§ **YOUR INSTRUCTIONS**
Only the pictures stay out; every record is to be quoted exactly.

— START MATERIAL SHOWN —

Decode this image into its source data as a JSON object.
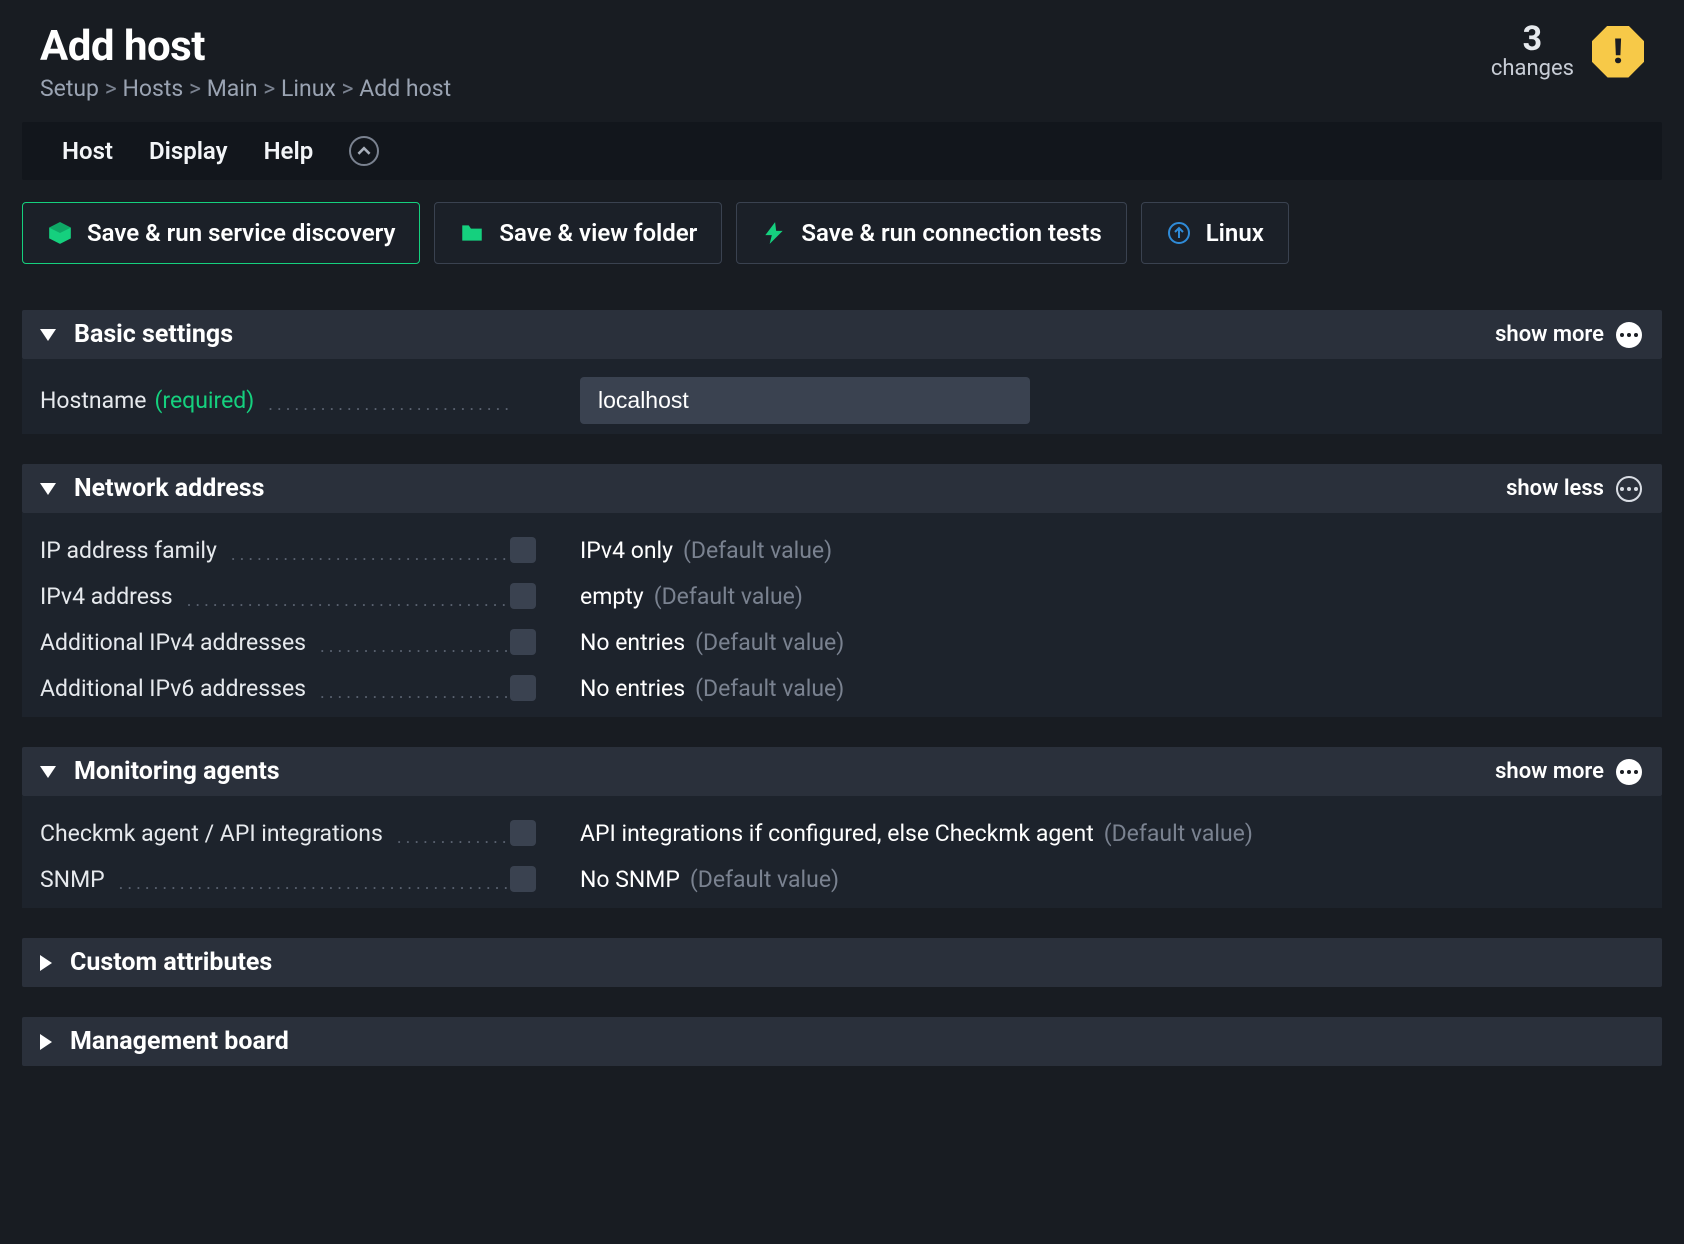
{
  "page": {
    "title": "Add host",
    "breadcrumb": [
      "Setup",
      "Hosts",
      "Main",
      "Linux",
      "Add host"
    ]
  },
  "changes": {
    "count": "3",
    "label": "changes"
  },
  "menubar": {
    "host": "Host",
    "display": "Display",
    "help": "Help"
  },
  "toolbar": {
    "save_discovery": "Save & run service discovery",
    "save_folder": "Save & view folder",
    "save_conn": "Save & run connection tests",
    "linux": "Linux"
  },
  "sections": {
    "basic": {
      "title": "Basic settings",
      "toggle": "show more",
      "hostname_label": "Hostname",
      "hostname_required": "(required)",
      "hostname_value": "localhost"
    },
    "network": {
      "title": "Network address",
      "toggle": "show less",
      "rows": [
        {
          "label": "IP address family",
          "value": "IPv4 only",
          "default": "(Default value)"
        },
        {
          "label": "IPv4 address",
          "value": "empty",
          "default": "(Default value)"
        },
        {
          "label": "Additional IPv4 addresses",
          "value": "No entries",
          "default": "(Default value)"
        },
        {
          "label": "Additional IPv6 addresses",
          "value": "No entries",
          "default": "(Default value)"
        }
      ]
    },
    "agents": {
      "title": "Monitoring agents",
      "toggle": "show more",
      "rows": [
        {
          "label": "Checkmk agent / API integrations",
          "value": "API integrations if configured, else Checkmk agent",
          "default": "(Default value)"
        },
        {
          "label": "SNMP",
          "value": "No SNMP",
          "default": "(Default value)"
        }
      ]
    },
    "custom": {
      "title": "Custom attributes"
    },
    "mgmt": {
      "title": "Management board"
    }
  },
  "colors": {
    "accent": "#15d07e",
    "folder": "#15d07e",
    "bolt": "#15d07e",
    "link": "#2f8bd8",
    "warn": "#f7c948"
  }
}
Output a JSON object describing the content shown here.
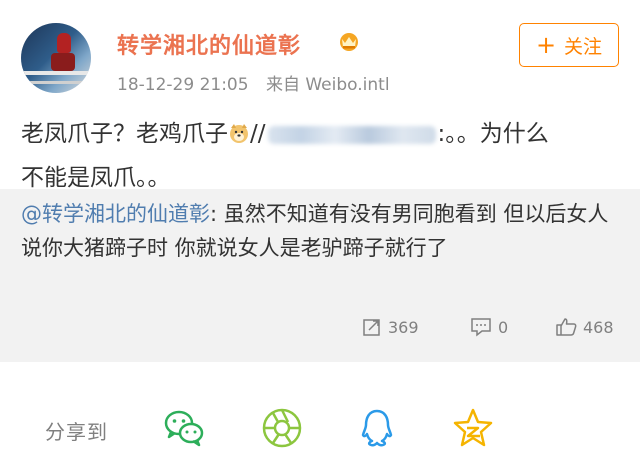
{
  "user": {
    "name": "转学湘北的仙道彰",
    "timestamp": "18-12-29 21:05",
    "source": "来自 Weibo.intl",
    "badge_icon": "crown-icon"
  },
  "follow_button": {
    "plus": "+",
    "label": "关注"
  },
  "post": {
    "text_a": "老凤爪子？老鸡爪子",
    "sep": "//",
    "text_b": ":。。为什么",
    "line2": "不能是凤爪。。"
  },
  "repost": {
    "mention": "@转学湘北的仙道彰",
    "text": ": 虽然不知道有没有男同胞看到 但以后女人说你大猪蹄子时 你就说女人是老驴蹄子就行了"
  },
  "stats": {
    "reposts": "369",
    "comments": "0",
    "likes": "468"
  },
  "share": {
    "label": "分享到",
    "targets": [
      "wechat-icon",
      "moments-icon",
      "qq-icon",
      "qzone-icon"
    ]
  },
  "colors": {
    "username": "#eb7350",
    "follow": "#ff8200",
    "mention": "#507daf",
    "repost_bg": "#f2f2f2"
  }
}
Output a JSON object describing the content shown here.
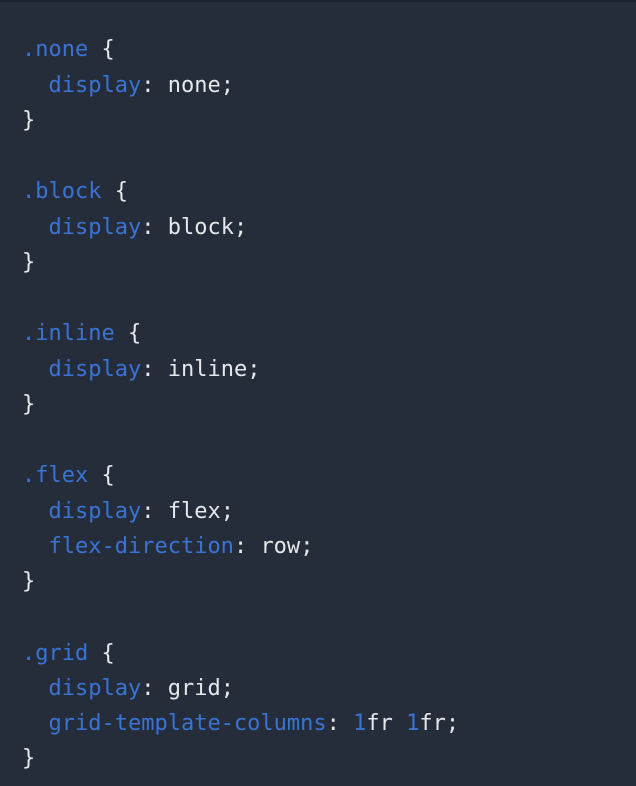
{
  "code": {
    "blocks": [
      {
        "selector": ".none",
        "declarations": [
          {
            "property": "display",
            "value": "none"
          }
        ]
      },
      {
        "selector": ".block",
        "declarations": [
          {
            "property": "display",
            "value": "block"
          }
        ]
      },
      {
        "selector": ".inline",
        "declarations": [
          {
            "property": "display",
            "value": "inline"
          }
        ]
      },
      {
        "selector": ".flex",
        "declarations": [
          {
            "property": "display",
            "value": "flex"
          },
          {
            "property": "flex-direction",
            "value": "row"
          }
        ]
      },
      {
        "selector": ".grid",
        "declarations": [
          {
            "property": "display",
            "value": "grid"
          },
          {
            "property": "grid-template-columns",
            "value_parts": [
              "1",
              "fr ",
              "1",
              "fr"
            ]
          }
        ]
      }
    ],
    "tokens": {
      "open_brace": " {",
      "close_brace": "}",
      "colon": ": ",
      "semicolon": ";"
    }
  },
  "colors": {
    "background": "#252d3b",
    "keyword_blue": "#3b73d4",
    "text": "#e6e8ec"
  }
}
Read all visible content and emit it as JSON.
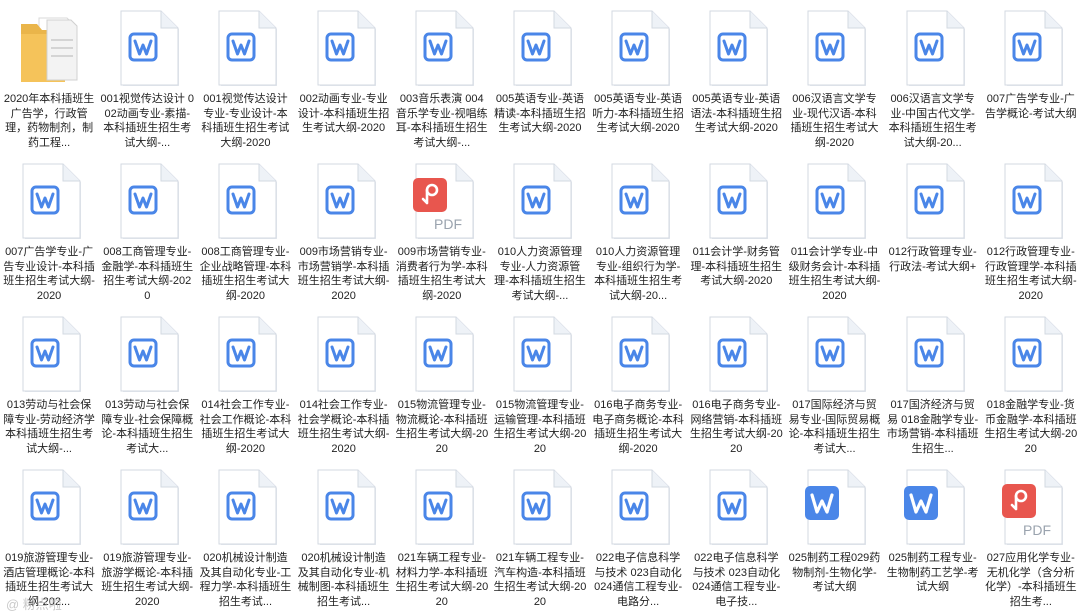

— END MATERIAL SHOWN —

§ **REPLY**
Decode this image into its source data as a JSON object.
{
  "page": {
    "title": "Add host",
    "breadcrumb": [
      "Setup",
      "Hosts",
      "Main",
      "Linux",
      "Add host"
    ]
  },
  "changes": {
    "count": "3",
    "label": "changes"
  },
  "menubar": {
    "host": "Host",
    "display": "Display",
    "help": "Help"
  },
  "toolbar": {
    "save_discovery": "Save & run service discovery",
    "save_folder": "Save & view folder",
    "save_conn": "Save & run connection tests",
    "linux": "Linux"
  },
  "sections": {
    "basic": {
      "title": "Basic settings",
      "toggle": "show more",
      "hostname_label": "Hostname",
      "hostname_required": "(required)",
      "hostname_value": "localhost"
    },
    "network": {
      "title": "Network address",
      "toggle": "show less",
      "rows": [
        {
          "label": "IP address family",
          "value": "IPv4 only",
          "default": "(Default value)"
        },
        {
          "label": "IPv4 address",
          "value": "empty",
          "default": "(Default value)"
        },
        {
          "label": "Additional IPv4 addresses",
          "value": "No entries",
          "default": "(Default value)"
        },
        {
          "label": "Additional IPv6 addresses",
          "value": "No entries",
          "default": "(Default value)"
        }
      ]
    },
    "agents": {
      "title": "Monitoring agents",
      "toggle": "show more",
      "rows": [
        {
          "label": "Checkmk agent / API integrations",
          "value": "API integrations if configured, else Checkmk agent",
          "default": "(Default value)"
        },
        {
          "label": "SNMP",
          "value": "No SNMP",
          "default": "(Default value)"
        }
      ]
    },
    "custom": {
      "title": "Custom attributes"
    },
    "mgmt": {
      "title": "Management board"
    }
  },
  "colors": {
    "accent": "#15d07e",
    "folder": "#15d07e",
    "bolt": "#15d07e",
    "link": "#2f8bd8",
    "warn": "#f7c948"
  }
}
Output a JSON object describing the content shown here.
{
  "user": {
    "name": "转学湘北的仙道彰",
    "timestamp": "18-12-29 21:05",
    "source": "来自 Weibo.intl",
    "badge_icon": "crown-icon"
  },
  "follow_button": {
    "plus": "+",
    "label": "关注"
  },
  "post": {
    "text_a": "老凤爪子？老鸡爪子",
    "sep": "//",
    "text_b": ":。。为什么",
    "line2": "不能是凤爪。。"
  },
  "repost": {
    "mention": "@转学湘北的仙道彰",
    "text": ": 虽然不知道有没有男同胞看到 但以后女人说你大猪蹄子时 你就说女人是老驴蹄子就行了"
  },
  "stats": {
    "reposts": "369",
    "comments": "0",
    "likes": "468"
  },
  "share": {
    "label": "分享到",
    "targets": [
      "wechat-icon",
      "moments-icon",
      "qq-icon",
      "qzone-icon"
    ]
  },
  "colors": {
    "username": "#eb7350",
    "follow": "#ff8200",
    "mention": "#507daf",
    "repost_bg": "#f2f2f2"
  }
}
Output a JSON object describing the content shown here.
{
  "code": {
    "blocks": [
      {
        "selector": ".none",
        "declarations": [
          {
            "property": "display",
            "value": "none"
          }
        ]
      },
      {
        "selector": ".block",
        "declarations": [
          {
            "property": "display",
            "value": "block"
          }
        ]
      },
      {
        "selector": ".inline",
        "declarations": [
          {
            "property": "display",
            "value": "inline"
          }
        ]
      },
      {
        "selector": ".flex",
        "declarations": [
          {
            "property": "display",
            "value": "flex"
          },
          {
            "property": "flex-direction",
            "value": "row"
          }
        ]
      },
      {
        "selector": ".grid",
        "declarations": [
          {
            "property": "display",
            "value": "grid"
          },
          {
            "property": "grid-template-columns",
            "value_parts": [
              "1",
              "fr ",
              "1",
              "fr"
            ]
          }
        ]
      }
    ],
    "tokens": {
      "open_brace": " {",
      "close_brace": "}",
      "colon": ": ",
      "semicolon": ";"
    }
  },
  "colors": {
    "background": "#252d3b",
    "keyword_blue": "#3b73d4",
    "text": "#e6e8ec"
  }
}
Read all visible content and emit it as JSON.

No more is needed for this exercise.